## TASK INSTRUCTIONS
Write out all entries word for word.
---------- STORED DATA
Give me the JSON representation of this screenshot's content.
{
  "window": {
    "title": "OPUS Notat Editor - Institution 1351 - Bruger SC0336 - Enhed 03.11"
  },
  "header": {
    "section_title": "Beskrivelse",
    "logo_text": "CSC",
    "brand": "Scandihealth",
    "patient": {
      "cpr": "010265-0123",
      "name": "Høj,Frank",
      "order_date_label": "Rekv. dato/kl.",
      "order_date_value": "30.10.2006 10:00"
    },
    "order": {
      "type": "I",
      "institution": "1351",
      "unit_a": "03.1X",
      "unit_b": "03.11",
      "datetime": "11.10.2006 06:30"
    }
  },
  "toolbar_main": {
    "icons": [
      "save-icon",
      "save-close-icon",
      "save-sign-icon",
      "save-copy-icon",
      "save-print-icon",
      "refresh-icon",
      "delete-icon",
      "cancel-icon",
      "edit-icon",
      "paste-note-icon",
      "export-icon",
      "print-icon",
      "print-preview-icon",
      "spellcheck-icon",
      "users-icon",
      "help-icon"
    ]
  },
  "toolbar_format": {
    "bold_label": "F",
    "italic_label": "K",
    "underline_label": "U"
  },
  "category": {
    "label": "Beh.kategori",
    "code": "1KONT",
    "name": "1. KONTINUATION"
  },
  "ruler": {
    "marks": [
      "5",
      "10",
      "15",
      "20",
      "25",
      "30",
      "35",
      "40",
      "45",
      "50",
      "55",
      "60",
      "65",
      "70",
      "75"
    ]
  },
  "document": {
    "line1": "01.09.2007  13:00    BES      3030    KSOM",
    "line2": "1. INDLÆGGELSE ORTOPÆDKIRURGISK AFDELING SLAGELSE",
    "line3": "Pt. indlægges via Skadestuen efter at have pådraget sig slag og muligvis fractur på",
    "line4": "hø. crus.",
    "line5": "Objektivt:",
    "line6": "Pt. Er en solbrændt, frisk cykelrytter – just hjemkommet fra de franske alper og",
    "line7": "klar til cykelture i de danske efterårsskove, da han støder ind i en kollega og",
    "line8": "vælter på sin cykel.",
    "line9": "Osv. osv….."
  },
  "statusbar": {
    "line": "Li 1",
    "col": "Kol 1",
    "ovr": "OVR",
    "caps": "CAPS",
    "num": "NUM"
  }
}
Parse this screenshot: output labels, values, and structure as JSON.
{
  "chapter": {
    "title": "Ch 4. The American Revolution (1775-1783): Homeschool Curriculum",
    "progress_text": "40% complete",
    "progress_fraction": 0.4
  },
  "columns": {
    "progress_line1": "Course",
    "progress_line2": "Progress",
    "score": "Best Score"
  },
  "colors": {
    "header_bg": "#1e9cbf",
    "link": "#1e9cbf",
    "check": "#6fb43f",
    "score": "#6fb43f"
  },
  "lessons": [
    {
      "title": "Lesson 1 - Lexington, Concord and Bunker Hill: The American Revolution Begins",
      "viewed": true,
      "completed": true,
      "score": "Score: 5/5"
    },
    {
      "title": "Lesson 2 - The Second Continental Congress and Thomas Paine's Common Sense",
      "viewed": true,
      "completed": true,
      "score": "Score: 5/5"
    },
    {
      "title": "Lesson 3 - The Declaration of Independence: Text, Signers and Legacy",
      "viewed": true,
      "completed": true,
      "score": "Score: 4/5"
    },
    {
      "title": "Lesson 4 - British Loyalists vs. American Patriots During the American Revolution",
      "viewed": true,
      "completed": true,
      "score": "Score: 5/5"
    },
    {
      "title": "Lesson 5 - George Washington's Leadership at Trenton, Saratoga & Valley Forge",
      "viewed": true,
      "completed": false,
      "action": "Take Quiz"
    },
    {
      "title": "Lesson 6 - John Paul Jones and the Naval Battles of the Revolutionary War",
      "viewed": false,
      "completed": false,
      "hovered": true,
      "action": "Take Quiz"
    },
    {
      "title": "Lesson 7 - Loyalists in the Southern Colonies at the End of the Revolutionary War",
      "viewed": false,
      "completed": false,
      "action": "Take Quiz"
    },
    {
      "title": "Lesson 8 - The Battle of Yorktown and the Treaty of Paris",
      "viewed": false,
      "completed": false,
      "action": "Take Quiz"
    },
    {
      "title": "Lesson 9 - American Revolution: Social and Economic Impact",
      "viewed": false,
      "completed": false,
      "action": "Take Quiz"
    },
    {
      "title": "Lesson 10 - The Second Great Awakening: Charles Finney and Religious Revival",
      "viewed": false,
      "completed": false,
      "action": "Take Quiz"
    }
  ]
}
--------------------
## ANSWER FOR THE TASK
Give me the JSON representation of this screenshot's content.
{
  "window": {
    "title": "OPUS Notat Editor - Institution 1351 - Bruger SC0336 - Enhed 03.11"
  },
  "header": {
    "section_title": "Beskrivelse",
    "logo_text": "CSC",
    "brand": "Scandihealth",
    "patient": {
      "cpr": "010265-0123",
      "name": "Høj,Frank",
      "order_date_label": "Rekv. dato/kl.",
      "order_date_value": "30.10.2006 10:00"
    },
    "order": {
      "type": "I",
      "institution": "1351",
      "unit_a": "03.1X",
      "unit_b": "03.11",
      "datetime": "11.10.2006 06:30"
    }
  },
  "toolbar_main": {
    "icons": [
      "save-icon",
      "save-close-icon",
      "save-sign-icon",
      "save-copy-icon",
      "save-print-icon",
      "refresh-icon",
      "delete-icon",
      "cancel-icon",
      "edit-icon",
      "paste-note-icon",
      "export-icon",
      "print-icon",
      "print-preview-icon",
      "spellcheck-icon",
      "users-icon",
      "help-icon"
    ]
  },
  "toolbar_format": {
    "bold_label": "F",
    "italic_label": "K",
    "underline_label": "U"
  },
  "category": {
    "label": "Beh.kategori",
    "code": "1KONT",
    "name": "1. KONTINUATION"
  },
  "ruler": {
    "marks": [
      "5",
      "10",
      "15",
      "20",
      "25",
      "30",
      "35",
      "40",
      "45",
      "50",
      "55",
      "60",
      "65",
      "70",
      "75"
    ]
  },
  "document": {
    "line1": "01.09.2007  13:00    BES      3030    KSOM",
    "line2": "1. INDLÆGGELSE ORTOPÆDKIRURGISK AFDELING SLAGELSE",
    "line3": "Pt. indlægges via Skadestuen efter at have pådraget sig slag og muligvis fractur på",
    "line4": "hø. crus.",
    "line5": "Objektivt:",
    "line6": "Pt. Er en solbrændt, frisk cykelrytter – just hjemkommet fra de franske alper og",
    "line7": "klar til cykelture i de danske efterårsskove, da han støder ind i en kollega og",
    "line8": "vælter på sin cykel.",
    "line9": "Osv. osv….."
  },
  "statusbar": {
    "line": "Li 1",
    "col": "Kol 1",
    "ovr": "OVR",
    "caps": "CAPS",
    "num": "NUM"
  }
}
Parse this screenshot: output labels, values, and structure as JSON.
{
  "chapter": {
    "title": "Ch 4. The American Revolution (1775-1783): Homeschool Curriculum",
    "progress_text": "40% complete",
    "progress_fraction": 0.4
  },
  "columns": {
    "progress_line1": "Course",
    "progress_line2": "Progress",
    "score": "Best Score"
  },
  "colors": {
    "header_bg": "#1e9cbf",
    "link": "#1e9cbf",
    "check": "#6fb43f",
    "score": "#6fb43f"
  },
  "lessons": [
    {
      "title": "Lesson 1 - Lexington, Concord and Bunker Hill: The American Revolution Begins",
      "viewed": true,
      "completed": true,
      "score": "Score: 5/5"
    },
    {
      "title": "Lesson 2 - The Second Continental Congress and Thomas Paine's Common Sense",
      "viewed": true,
      "completed": true,
      "score": "Score: 5/5"
    },
    {
      "title": "Lesson 3 - The Declaration of Independence: Text, Signers and Legacy",
      "viewed": true,
      "completed": true,
      "score": "Score: 4/5"
    },
    {
      "title": "Lesson 4 - British Loyalists vs. American Patriots During the American Revolution",
      "viewed": true,
      "completed": true,
      "score": "Score: 5/5"
    },
    {
      "title": "Lesson 5 - George Washington's Leadership at Trenton, Saratoga & Valley Forge",
      "viewed": true,
      "completed": false,
      "action": "Take Quiz"
    },
    {
      "title": "Lesson 6 - John Paul Jones and the Naval Battles of the Revolutionary War",
      "viewed": false,
      "completed": false,
      "hovered": true,
      "action": "Take Quiz"
    },
    {
      "title": "Lesson 7 - Loyalists in the Southern Colonies at the End of the Revolutionary War",
      "viewed": false,
      "completed": false,
      "action": "Take Quiz"
    },
    {
      "title": "Lesson 8 - The Battle of Yorktown and the Treaty of Paris",
      "viewed": false,
      "completed": false,
      "action": "Take Quiz"
    },
    {
      "title": "Lesson 9 - American Revolution: Social and Economic Impact",
      "viewed": false,
      "completed": false,
      "action": "Take Quiz"
    },
    {
      "title": "Lesson 10 - The Second Great Awakening: Charles Finney and Religious Revival",
      "viewed": false,
      "completed": false,
      "action": "Take Quiz"
    }
  ]
}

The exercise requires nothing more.